■ **WORK INSTRUCTIONS**
Present the following entries again, word for word and in full.
── THE DATA ──
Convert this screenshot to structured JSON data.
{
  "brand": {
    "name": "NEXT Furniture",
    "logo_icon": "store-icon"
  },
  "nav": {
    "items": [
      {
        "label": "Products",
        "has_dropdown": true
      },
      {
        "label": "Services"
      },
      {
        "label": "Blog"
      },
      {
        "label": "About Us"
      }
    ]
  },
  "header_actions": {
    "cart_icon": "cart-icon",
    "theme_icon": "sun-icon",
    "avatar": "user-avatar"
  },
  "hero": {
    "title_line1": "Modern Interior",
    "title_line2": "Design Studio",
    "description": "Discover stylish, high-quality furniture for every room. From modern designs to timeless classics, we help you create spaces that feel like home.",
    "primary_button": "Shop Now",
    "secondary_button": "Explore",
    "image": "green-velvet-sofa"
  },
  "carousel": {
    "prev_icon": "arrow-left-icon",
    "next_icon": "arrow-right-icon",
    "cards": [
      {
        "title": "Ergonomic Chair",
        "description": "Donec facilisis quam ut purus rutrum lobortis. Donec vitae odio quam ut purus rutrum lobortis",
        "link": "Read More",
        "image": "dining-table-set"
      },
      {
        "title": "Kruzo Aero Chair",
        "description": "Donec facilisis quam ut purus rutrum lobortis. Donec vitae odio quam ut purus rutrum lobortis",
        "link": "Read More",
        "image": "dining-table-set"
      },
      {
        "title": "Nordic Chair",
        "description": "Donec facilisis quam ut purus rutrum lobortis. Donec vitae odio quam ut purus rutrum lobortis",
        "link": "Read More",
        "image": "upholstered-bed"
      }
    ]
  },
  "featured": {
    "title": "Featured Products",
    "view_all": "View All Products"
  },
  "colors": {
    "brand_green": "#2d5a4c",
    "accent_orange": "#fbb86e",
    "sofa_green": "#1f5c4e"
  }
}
───
■ **SOLUTION**
Convert this screenshot to structured JSON data.
{
  "brand": {
    "name": "NEXT Furniture",
    "logo_icon": "store-icon"
  },
  "nav": {
    "items": [
      {
        "label": "Products",
        "has_dropdown": true
      },
      {
        "label": "Services"
      },
      {
        "label": "Blog"
      },
      {
        "label": "About Us"
      }
    ]
  },
  "header_actions": {
    "cart_icon": "cart-icon",
    "theme_icon": "sun-icon",
    "avatar": "user-avatar"
  },
  "hero": {
    "title_line1": "Modern Interior",
    "title_line2": "Design Studio",
    "description": "Discover stylish, high-quality furniture for every room. From modern designs to timeless classics, we help you create spaces that feel like home.",
    "primary_button": "Shop Now",
    "secondary_button": "Explore",
    "image": "green-velvet-sofa"
  },
  "carousel": {
    "prev_icon": "arrow-left-icon",
    "next_icon": "arrow-right-icon",
    "cards": [
      {
        "title": "Ergonomic Chair",
        "description": "Donec facilisis quam ut purus rutrum lobortis. Donec vitae odio quam ut purus rutrum lobortis",
        "link": "Read More",
        "image": "dining-table-set"
      },
      {
        "title": "Kruzo Aero Chair",
        "description": "Donec facilisis quam ut purus rutrum lobortis. Donec vitae odio quam ut purus rutrum lobortis",
        "link": "Read More",
        "image": "dining-table-set"
      },
      {
        "title": "Nordic Chair",
        "description": "Donec facilisis quam ut purus rutrum lobortis. Donec vitae odio quam ut purus rutrum lobortis",
        "link": "Read More",
        "image": "upholstered-bed"
      }
    ]
  },
  "featured": {
    "title": "Featured Products",
    "view_all": "View All Products"
  },
  "colors": {
    "brand_green": "#2d5a4c",
    "accent_orange": "#fbb86e",
    "sofa_green": "#1f5c4e"
  }
}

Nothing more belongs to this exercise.